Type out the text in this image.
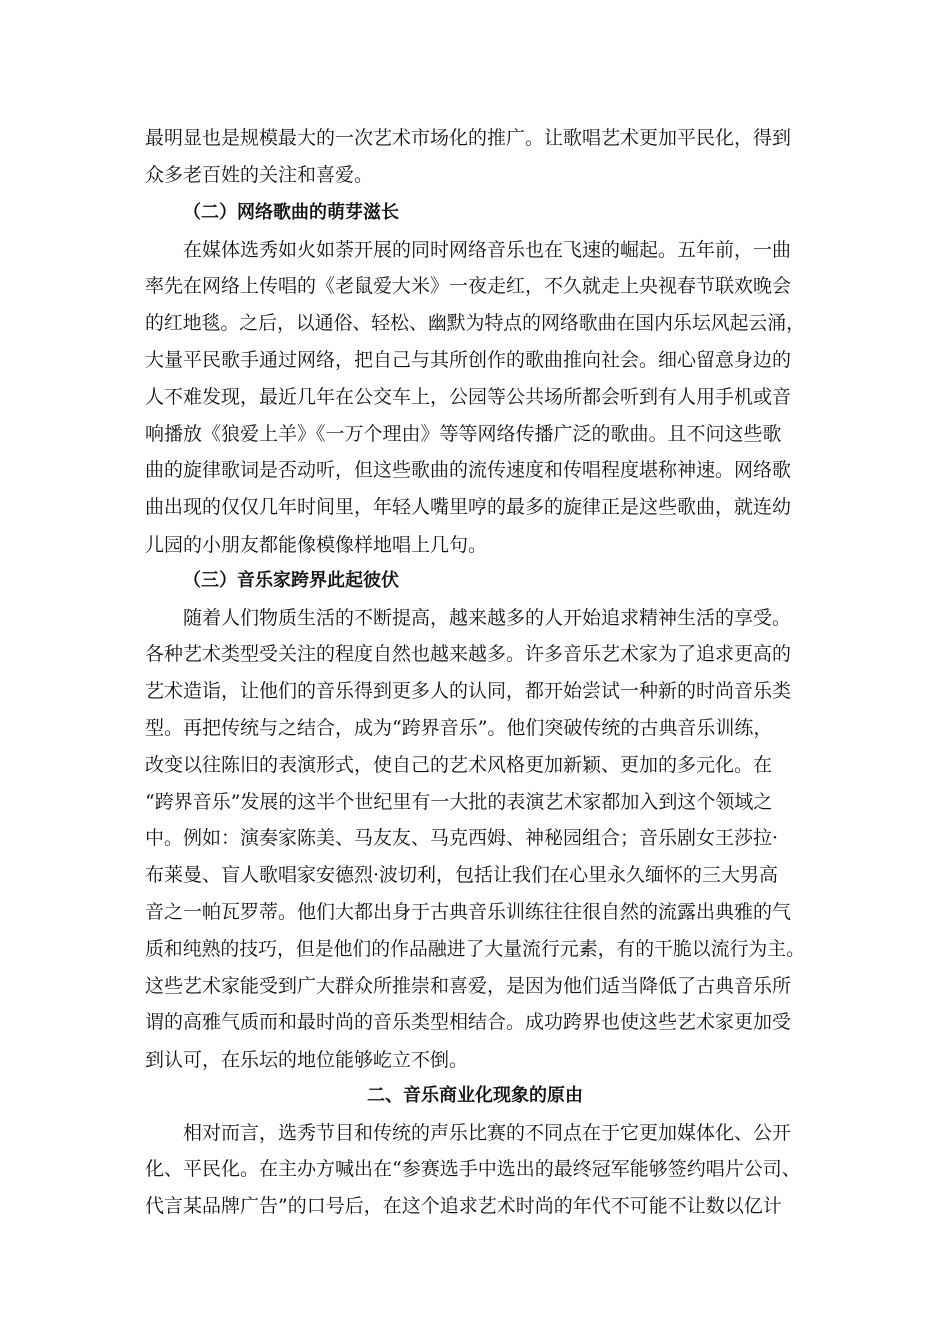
最明显也是规模最大的一次艺术市场化的推广。让歌唱艺术更加平民化，得到
众多老百姓的关注和喜爱。
（二）网络歌曲的萌芽滋长
在媒体选秀如火如荼开展的同时网络音乐也在飞速的崛起。五年前，一曲
率先在网络上传唱的《老鼠爱大米》一夜走红，不久就走上央视春节联欢晚会
的红地毯。之后，以通俗、轻松、幽默为特点的网络歌曲在国内乐坛风起云涌，
大量平民歌手通过网络，把自己与其所创作的歌曲推向社会。细心留意身边的
人不难发现，最近几年在公交车上，公园等公共场所都会听到有人用手机或音
响播放《狼爱上羊》《一万个理由》等等网络传播广泛的歌曲。且不问这些歌
曲的旋律歌词是否动听，但这些歌曲的流传速度和传唱程度堪称神速。网络歌
曲出现的仅仅几年时间里，年轻人嘴里哼的最多的旋律正是这些歌曲，就连幼
儿园的小朋友都能像模像样地唱上几句。
（三）音乐家跨界此起彼伏
随着人们物质生活的不断提高，越来越多的人开始追求精神生活的享受。
各种艺术类型受关注的程度自然也越来越多。许多音乐艺术家为了追求更高的
艺术造诣，让他们的音乐得到更多人的认同，都开始尝试一种新的时尚音乐类
型。再把传统与之结合，成为“跨界音乐”。他们突破传统的古典音乐训练，
改变以往陈旧的表演形式，使自己的艺术风格更加新颖、更加的多元化。在
“跨界音乐”发展的这半个世纪里有一大批的表演艺术家都加入到这个领域之
中。例如：演奏家陈美、马友友、马克西姆、神秘园组合；音乐剧女王莎拉·
布莱曼、盲人歌唱家安德烈·波切利，包括让我们在心里永久缅怀的三大男高
音之一帕瓦罗蒂。他们大都出身于古典音乐训练往往很自然的流露出典雅的气
质和纯熟的技巧，但是他们的作品融进了大量流行元素，有的干脆以流行为主。
这些艺术家能受到广大群众所推崇和喜爱，是因为他们适当降低了古典音乐所
谓的高雅气质而和最时尚的音乐类型相结合。成功跨界也使这些艺术家更加受
到认可，在乐坛的地位能够屹立不倒。
二、音乐商业化现象的原由
相对而言，选秀节目和传统的声乐比赛的不同点在于它更加媒体化、公开
化、平民化。在主办方喊出在“参赛选手中选出的最终冠军能够签约唱片公司、
代言某品牌广告”的口号后，在这个追求艺术时尚的年代不可能不让数以亿计
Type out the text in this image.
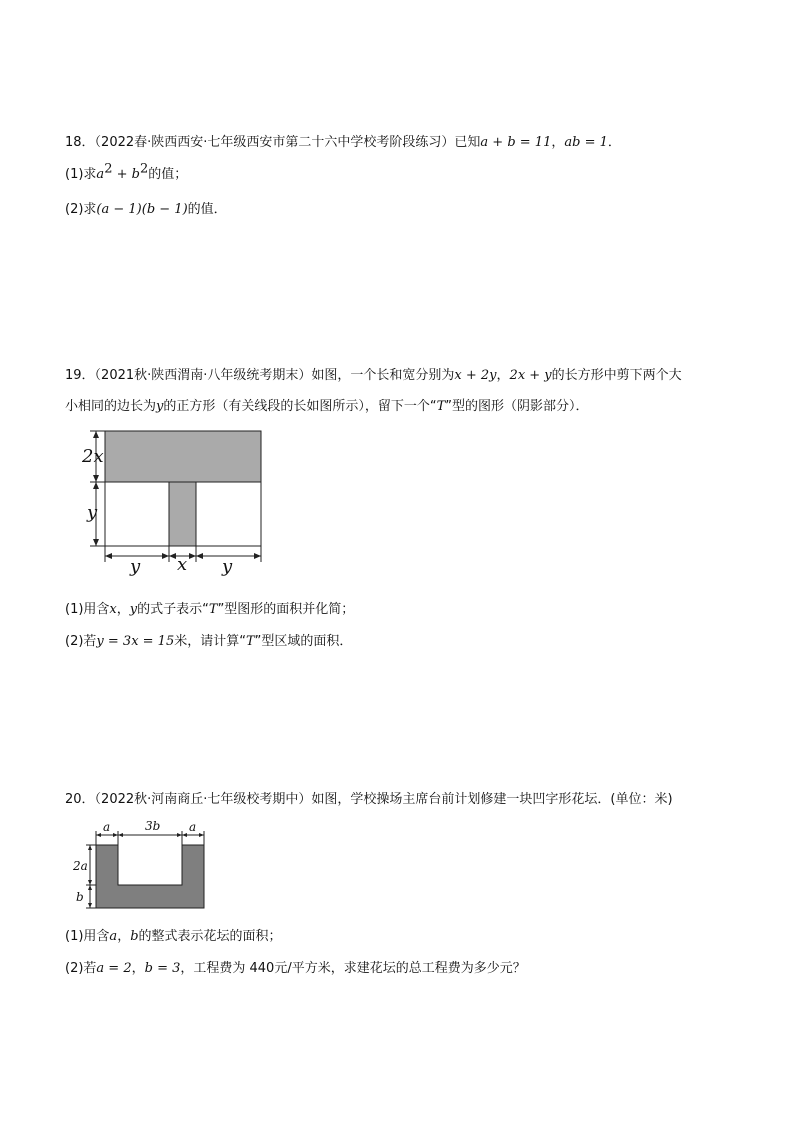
18．（2022春·陕西西安·七年级西安市第二十六中学校考阶段练习）已知a + b = 11，ab = 1．
(1)求$a^2 + b^2$的值；
(2)求(a − 1)(b − 1)的值．
19．（2021秋·陕西渭南·八年级统考期末）如图，一个长和宽分别为x + 2y，2x + y的长方形中剪下两个大
小相同的边长为y的正方形（有关线段的长如图所示），留下一个“T”型的图形（阴影部分）．
2x
y
y x y
(1)用含x，y的式子表示“T”型图形的面积并化简；
(2)若y = 3x = 15米，请计算“T”型区域的面积．
20．（2022秋·河南商丘·七年级校考期中）如图，学校操场主席台前计划修建一块凹字形花坛．(单位：米)
a	3b a
2a
b
(1)用含a，b的整式表示花坛的面积；
(2)若a = 2，b = 3，工程费为 440元/平方米，求建花坛的总工程费为多少元？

What the exercise asks »
Please set down each line of the data above exactly as written, without the pictures.

Task solution »
Type out the text in this image.
最明显也是规模最大的一次艺术市场化的推广。让歌唱艺术更加平民化，得到
众多老百姓的关注和喜爱。
（二）网络歌曲的萌芽滋长
在媒体选秀如火如荼开展的同时网络音乐也在飞速的崛起。五年前，一曲
率先在网络上传唱的《老鼠爱大米》一夜走红，不久就走上央视春节联欢晚会
的红地毯。之后，以通俗、轻松、幽默为特点的网络歌曲在国内乐坛风起云涌，
大量平民歌手通过网络，把自己与其所创作的歌曲推向社会。细心留意身边的
人不难发现，最近几年在公交车上，公园等公共场所都会听到有人用手机或音
响播放《狼爱上羊》《一万个理由》等等网络传播广泛的歌曲。且不问这些歌
曲的旋律歌词是否动听，但这些歌曲的流传速度和传唱程度堪称神速。网络歌
曲出现的仅仅几年时间里，年轻人嘴里哼的最多的旋律正是这些歌曲，就连幼
儿园的小朋友都能像模像样地唱上几句。
（三）音乐家跨界此起彼伏
随着人们物质生活的不断提高，越来越多的人开始追求精神生活的享受。
各种艺术类型受关注的程度自然也越来越多。许多音乐艺术家为了追求更高的
艺术造诣，让他们的音乐得到更多人的认同，都开始尝试一种新的时尚音乐类
型。再把传统与之结合，成为“跨界音乐”。他们突破传统的古典音乐训练，
改变以往陈旧的表演形式，使自己的艺术风格更加新颖、更加的多元化。在
“跨界音乐”发展的这半个世纪里有一大批的表演艺术家都加入到这个领域之
中。例如：演奏家陈美、马友友、马克西姆、神秘园组合；音乐剧女王莎拉·
布莱曼、盲人歌唱家安德烈·波切利，包括让我们在心里永久缅怀的三大男高
音之一帕瓦罗蒂。他们大都出身于古典音乐训练往往很自然的流露出典雅的气
质和纯熟的技巧，但是他们的作品融进了大量流行元素，有的干脆以流行为主。
这些艺术家能受到广大群众所推崇和喜爱，是因为他们适当降低了古典音乐所
谓的高雅气质而和最时尚的音乐类型相结合。成功跨界也使这些艺术家更加受
到认可，在乐坛的地位能够屹立不倒。
二、音乐商业化现象的原由
相对而言，选秀节目和传统的声乐比赛的不同点在于它更加媒体化、公开
化、平民化。在主办方喊出在“参赛选手中选出的最终冠军能够签约唱片公司、
代言某品牌广告”的口号后，在这个追求艺术时尚的年代不可能不让数以亿计
Type out the text in this image.
18．（2022春·陕西西安·七年级西安市第二十六中学校考阶段练习）已知a + b = 11，ab = 1．
(1)求$a^2 + b^2$的值；
(2)求(a − 1)(b − 1)的值．
19．（2021秋·陕西渭南·八年级统考期末）如图，一个长和宽分别为x + 2y，2x + y的长方形中剪下两个大
小相同的边长为y的正方形（有关线段的长如图所示），留下一个“T”型的图形（阴影部分）．
2x
y
y x y
(1)用含x，y的式子表示“T”型图形的面积并化简；
(2)若y = 3x = 15米，请计算“T”型区域的面积．
20．（2022秋·河南商丘·七年级校考期中）如图，学校操场主席台前计划修建一块凹字形花坛．(单位：米)
a	3b a
2a
b
(1)用含a，b的整式表示花坛的面积；
(2)若a = 2，b = 3，工程费为 440元/平方米，求建花坛的总工程费为多少元？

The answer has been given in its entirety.